■ Records supplied
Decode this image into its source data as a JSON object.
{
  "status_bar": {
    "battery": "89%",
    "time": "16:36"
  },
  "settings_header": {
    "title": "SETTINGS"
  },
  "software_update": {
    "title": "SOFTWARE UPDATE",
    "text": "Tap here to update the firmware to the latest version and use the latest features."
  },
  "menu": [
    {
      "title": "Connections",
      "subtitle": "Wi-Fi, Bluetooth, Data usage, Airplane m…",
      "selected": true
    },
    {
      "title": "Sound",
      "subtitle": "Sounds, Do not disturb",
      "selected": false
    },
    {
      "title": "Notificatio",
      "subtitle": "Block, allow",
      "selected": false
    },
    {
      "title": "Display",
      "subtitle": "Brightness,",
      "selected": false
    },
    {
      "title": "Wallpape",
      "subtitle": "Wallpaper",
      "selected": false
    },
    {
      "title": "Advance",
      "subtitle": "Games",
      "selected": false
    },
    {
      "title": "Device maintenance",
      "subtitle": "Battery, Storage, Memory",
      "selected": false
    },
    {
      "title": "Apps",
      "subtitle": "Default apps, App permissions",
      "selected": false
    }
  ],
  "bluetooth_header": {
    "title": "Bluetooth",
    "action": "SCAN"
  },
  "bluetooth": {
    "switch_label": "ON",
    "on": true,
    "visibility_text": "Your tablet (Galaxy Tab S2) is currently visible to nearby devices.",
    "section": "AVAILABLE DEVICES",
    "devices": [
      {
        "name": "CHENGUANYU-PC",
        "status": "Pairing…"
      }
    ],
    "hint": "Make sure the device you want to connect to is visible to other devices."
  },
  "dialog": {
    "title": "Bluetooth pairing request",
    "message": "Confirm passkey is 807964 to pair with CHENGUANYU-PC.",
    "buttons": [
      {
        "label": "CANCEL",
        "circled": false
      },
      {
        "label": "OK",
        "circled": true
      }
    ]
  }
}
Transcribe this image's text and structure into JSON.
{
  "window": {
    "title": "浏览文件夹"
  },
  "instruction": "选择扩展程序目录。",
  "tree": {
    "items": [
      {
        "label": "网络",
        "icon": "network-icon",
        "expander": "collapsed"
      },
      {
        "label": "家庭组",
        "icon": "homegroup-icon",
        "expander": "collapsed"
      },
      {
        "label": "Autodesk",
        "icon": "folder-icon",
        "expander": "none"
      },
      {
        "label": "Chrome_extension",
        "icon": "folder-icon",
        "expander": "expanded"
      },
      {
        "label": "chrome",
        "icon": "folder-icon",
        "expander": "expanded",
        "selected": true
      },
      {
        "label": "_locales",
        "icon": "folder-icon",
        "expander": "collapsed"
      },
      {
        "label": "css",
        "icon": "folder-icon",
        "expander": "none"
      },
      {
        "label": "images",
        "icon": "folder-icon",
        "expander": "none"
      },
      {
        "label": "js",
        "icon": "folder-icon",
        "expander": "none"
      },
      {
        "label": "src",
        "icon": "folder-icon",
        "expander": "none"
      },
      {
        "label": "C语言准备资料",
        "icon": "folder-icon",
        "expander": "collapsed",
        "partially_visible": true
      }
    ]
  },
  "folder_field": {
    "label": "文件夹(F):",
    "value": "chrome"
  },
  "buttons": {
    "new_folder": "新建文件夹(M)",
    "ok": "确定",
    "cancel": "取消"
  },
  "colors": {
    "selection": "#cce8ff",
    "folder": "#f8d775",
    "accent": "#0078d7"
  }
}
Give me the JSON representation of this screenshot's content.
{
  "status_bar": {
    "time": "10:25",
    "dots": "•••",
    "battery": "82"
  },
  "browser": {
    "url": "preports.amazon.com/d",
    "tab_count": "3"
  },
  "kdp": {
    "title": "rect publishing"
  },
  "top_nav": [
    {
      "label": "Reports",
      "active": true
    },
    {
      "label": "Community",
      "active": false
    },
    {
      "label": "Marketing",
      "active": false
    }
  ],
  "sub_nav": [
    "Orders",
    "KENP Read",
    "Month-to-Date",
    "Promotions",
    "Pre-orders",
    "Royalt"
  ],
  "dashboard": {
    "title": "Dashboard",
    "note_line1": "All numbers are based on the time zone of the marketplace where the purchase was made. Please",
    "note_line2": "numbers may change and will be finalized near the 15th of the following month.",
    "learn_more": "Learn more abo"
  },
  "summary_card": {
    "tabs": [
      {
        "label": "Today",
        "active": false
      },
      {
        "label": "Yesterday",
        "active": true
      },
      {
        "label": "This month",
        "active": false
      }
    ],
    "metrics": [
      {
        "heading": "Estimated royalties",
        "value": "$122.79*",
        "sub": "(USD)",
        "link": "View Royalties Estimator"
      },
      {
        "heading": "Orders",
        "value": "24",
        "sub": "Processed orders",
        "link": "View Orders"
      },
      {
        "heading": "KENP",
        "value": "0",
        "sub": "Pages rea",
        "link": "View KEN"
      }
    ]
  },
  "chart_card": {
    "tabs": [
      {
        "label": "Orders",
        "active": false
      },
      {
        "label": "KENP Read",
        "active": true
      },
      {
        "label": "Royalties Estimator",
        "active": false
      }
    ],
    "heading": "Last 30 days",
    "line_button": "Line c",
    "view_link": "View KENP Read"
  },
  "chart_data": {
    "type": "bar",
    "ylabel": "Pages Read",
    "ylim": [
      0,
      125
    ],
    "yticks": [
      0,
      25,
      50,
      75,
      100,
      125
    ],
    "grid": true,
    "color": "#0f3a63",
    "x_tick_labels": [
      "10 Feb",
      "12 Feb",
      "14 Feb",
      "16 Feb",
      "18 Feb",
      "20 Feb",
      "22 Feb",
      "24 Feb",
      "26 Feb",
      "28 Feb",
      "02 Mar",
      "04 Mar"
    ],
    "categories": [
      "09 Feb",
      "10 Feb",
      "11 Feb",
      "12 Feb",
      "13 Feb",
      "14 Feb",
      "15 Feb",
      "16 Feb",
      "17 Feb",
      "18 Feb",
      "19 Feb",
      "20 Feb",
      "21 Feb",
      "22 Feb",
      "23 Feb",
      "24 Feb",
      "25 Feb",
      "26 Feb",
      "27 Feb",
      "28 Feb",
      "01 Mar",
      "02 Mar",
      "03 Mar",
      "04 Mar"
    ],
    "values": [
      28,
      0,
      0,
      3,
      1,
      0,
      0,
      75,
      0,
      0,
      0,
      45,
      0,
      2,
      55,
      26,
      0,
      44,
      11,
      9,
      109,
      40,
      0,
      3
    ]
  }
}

■ Task to carry out
Give only the number of lines that include the word "expanded".

■ Task answer
2